TASK STATEMENT:
Copy all lines below containing "автоматически".

START

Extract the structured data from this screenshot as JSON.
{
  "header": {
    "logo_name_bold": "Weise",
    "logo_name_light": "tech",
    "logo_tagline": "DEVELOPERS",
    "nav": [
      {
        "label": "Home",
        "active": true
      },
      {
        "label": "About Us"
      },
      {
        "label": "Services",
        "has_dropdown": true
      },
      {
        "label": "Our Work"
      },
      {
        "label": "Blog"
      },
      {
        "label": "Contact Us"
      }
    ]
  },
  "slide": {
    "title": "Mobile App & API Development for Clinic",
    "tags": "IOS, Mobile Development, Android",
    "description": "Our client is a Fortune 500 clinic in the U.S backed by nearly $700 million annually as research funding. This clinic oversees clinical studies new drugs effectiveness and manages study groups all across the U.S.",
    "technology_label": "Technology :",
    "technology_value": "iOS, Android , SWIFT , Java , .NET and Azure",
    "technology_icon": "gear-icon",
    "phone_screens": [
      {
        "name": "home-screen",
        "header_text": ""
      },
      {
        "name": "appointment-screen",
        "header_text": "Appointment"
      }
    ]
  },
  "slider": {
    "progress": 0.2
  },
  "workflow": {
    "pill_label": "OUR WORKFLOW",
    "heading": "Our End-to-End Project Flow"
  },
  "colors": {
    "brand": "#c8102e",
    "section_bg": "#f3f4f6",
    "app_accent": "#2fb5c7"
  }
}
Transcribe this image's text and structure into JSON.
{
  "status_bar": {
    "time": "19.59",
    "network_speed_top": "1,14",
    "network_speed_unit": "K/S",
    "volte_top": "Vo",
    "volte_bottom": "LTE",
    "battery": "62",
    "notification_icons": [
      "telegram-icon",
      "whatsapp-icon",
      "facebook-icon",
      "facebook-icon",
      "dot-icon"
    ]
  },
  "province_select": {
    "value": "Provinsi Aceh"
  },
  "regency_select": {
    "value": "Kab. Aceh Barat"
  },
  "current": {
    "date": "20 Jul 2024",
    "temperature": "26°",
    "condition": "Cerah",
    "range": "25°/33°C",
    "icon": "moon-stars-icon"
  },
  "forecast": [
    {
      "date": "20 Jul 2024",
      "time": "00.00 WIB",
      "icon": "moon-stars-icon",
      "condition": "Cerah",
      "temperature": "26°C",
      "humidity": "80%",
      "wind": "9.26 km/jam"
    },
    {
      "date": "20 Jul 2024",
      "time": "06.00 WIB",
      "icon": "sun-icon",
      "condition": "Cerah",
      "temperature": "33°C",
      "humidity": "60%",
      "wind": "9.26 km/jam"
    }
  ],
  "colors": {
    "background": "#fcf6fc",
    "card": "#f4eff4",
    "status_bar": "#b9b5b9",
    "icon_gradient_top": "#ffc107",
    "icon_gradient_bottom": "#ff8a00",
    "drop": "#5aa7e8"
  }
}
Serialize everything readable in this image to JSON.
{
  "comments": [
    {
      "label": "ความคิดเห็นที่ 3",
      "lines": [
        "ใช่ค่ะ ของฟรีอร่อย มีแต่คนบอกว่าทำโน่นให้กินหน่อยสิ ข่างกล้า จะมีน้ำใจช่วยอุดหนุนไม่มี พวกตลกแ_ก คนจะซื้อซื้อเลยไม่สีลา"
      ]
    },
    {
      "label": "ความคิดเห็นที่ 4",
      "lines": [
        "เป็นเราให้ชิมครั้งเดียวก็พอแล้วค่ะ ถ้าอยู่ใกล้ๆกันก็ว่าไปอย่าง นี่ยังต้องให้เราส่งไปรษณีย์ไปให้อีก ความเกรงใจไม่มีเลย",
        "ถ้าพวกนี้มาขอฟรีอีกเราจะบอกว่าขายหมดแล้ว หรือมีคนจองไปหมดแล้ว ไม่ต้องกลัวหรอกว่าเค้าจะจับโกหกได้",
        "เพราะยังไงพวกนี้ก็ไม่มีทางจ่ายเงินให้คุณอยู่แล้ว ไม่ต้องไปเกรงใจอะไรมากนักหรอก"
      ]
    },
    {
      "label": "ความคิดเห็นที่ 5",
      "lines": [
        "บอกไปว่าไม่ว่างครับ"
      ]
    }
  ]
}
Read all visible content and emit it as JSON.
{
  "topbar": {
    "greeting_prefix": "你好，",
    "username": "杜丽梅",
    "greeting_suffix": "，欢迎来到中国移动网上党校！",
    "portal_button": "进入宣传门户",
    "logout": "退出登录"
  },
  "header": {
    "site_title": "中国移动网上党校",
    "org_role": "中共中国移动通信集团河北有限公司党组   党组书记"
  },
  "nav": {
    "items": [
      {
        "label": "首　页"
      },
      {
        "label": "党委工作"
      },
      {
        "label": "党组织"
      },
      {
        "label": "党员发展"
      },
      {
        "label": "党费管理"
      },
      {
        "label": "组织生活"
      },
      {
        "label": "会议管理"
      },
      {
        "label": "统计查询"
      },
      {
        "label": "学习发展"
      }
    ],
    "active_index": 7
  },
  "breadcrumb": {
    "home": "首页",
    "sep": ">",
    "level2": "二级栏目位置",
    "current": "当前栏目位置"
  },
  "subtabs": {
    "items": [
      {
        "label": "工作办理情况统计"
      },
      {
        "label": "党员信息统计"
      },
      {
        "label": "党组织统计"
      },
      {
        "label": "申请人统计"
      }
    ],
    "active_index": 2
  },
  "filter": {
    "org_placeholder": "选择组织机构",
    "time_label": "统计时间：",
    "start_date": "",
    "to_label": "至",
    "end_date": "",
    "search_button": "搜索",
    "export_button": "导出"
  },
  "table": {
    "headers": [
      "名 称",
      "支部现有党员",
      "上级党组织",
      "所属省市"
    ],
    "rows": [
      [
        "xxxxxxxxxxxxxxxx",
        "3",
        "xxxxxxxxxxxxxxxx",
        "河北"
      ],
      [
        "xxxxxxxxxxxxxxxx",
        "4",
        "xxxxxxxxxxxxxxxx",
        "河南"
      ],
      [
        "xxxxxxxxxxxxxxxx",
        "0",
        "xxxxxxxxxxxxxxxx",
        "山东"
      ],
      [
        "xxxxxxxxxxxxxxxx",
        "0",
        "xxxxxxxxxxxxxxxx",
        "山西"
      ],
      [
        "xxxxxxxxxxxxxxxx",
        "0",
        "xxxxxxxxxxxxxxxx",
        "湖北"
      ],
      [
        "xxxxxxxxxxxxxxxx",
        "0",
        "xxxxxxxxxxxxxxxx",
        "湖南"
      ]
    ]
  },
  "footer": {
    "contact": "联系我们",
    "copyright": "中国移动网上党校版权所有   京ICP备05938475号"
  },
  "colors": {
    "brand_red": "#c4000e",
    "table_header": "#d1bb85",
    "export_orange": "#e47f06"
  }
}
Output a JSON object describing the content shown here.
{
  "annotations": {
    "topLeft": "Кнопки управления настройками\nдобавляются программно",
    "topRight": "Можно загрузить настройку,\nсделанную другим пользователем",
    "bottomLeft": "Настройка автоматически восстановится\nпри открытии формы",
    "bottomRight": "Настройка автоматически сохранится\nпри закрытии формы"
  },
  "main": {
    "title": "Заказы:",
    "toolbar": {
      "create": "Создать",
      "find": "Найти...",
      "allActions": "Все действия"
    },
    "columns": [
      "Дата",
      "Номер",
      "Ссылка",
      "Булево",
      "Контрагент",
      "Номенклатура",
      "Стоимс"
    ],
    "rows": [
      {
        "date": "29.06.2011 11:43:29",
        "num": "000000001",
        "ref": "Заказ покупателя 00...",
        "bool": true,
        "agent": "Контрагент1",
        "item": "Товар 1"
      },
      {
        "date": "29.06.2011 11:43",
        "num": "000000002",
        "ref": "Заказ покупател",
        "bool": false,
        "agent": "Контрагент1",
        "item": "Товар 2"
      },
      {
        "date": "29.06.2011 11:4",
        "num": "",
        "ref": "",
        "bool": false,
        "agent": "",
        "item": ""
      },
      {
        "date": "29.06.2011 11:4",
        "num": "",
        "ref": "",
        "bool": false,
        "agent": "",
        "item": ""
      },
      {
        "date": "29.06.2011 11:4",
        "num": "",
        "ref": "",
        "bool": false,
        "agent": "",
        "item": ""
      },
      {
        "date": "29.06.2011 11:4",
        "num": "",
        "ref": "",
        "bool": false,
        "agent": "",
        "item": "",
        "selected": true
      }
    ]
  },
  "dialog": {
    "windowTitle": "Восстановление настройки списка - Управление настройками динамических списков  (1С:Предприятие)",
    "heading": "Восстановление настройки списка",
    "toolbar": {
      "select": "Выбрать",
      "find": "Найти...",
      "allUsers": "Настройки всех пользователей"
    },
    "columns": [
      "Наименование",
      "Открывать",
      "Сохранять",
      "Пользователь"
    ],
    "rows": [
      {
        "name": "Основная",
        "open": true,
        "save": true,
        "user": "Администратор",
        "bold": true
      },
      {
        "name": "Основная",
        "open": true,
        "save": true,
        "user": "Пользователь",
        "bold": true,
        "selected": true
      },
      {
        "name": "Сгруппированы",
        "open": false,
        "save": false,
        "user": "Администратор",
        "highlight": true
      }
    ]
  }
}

END

SOLUTION TO THIS TASK:
    "bottomLeft": "Настройка автоматически восстановится\nпри открытии формы",
    "bottomRight": "Настройка автоматически сохранится\nпри закрытии формы"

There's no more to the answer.